Recorded data
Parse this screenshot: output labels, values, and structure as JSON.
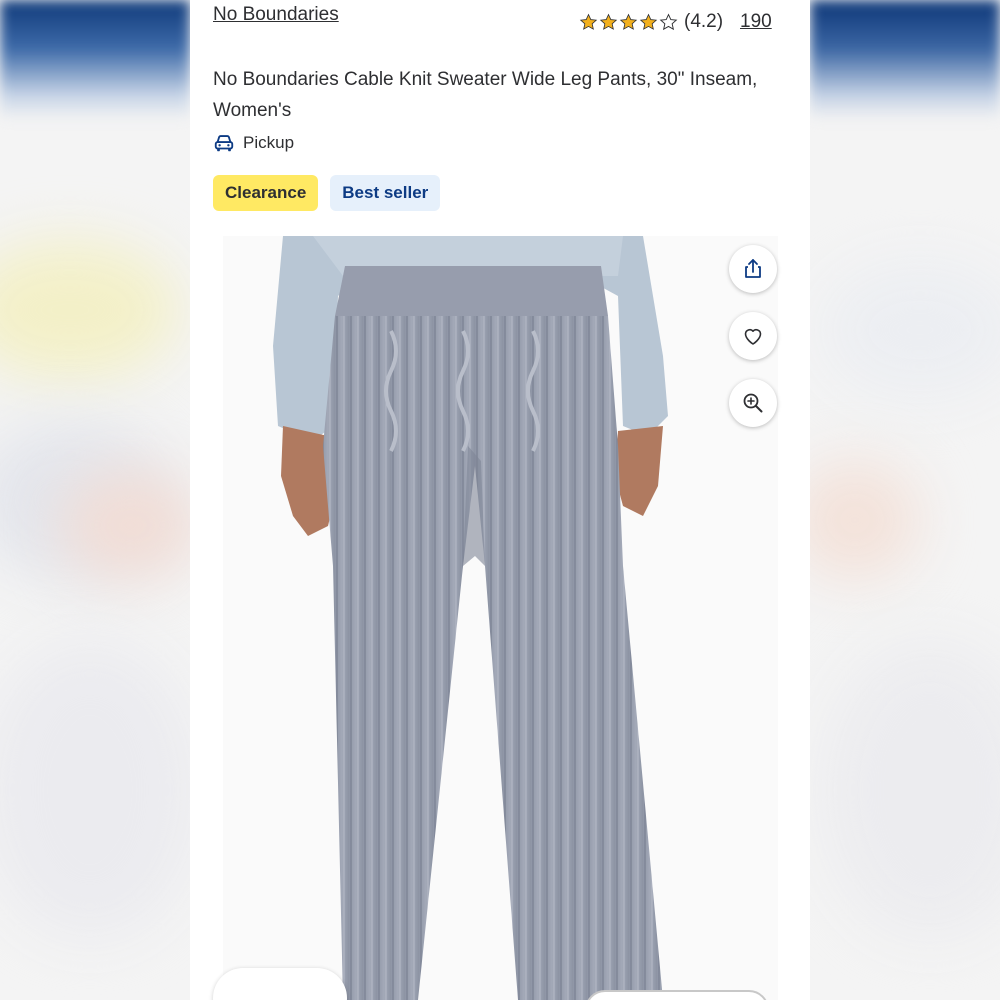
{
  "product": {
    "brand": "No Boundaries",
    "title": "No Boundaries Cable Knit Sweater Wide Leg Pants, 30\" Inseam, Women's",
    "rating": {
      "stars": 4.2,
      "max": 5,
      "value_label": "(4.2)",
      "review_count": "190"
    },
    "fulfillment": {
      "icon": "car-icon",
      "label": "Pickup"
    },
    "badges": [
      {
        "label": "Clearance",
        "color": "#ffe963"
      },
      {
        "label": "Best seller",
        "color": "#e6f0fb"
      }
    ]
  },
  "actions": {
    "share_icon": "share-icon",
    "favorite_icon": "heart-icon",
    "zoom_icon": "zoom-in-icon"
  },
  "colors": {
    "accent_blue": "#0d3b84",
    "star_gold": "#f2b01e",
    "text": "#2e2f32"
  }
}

=== Task objective ===
Report every line containing the word "icon" from the listing above.

=== Response to this exercise ===
      "icon": "car-icon",
    "share_icon": "share-icon",
    "favorite_icon": "heart-icon",
    "zoom_icon": "zoom-in-icon"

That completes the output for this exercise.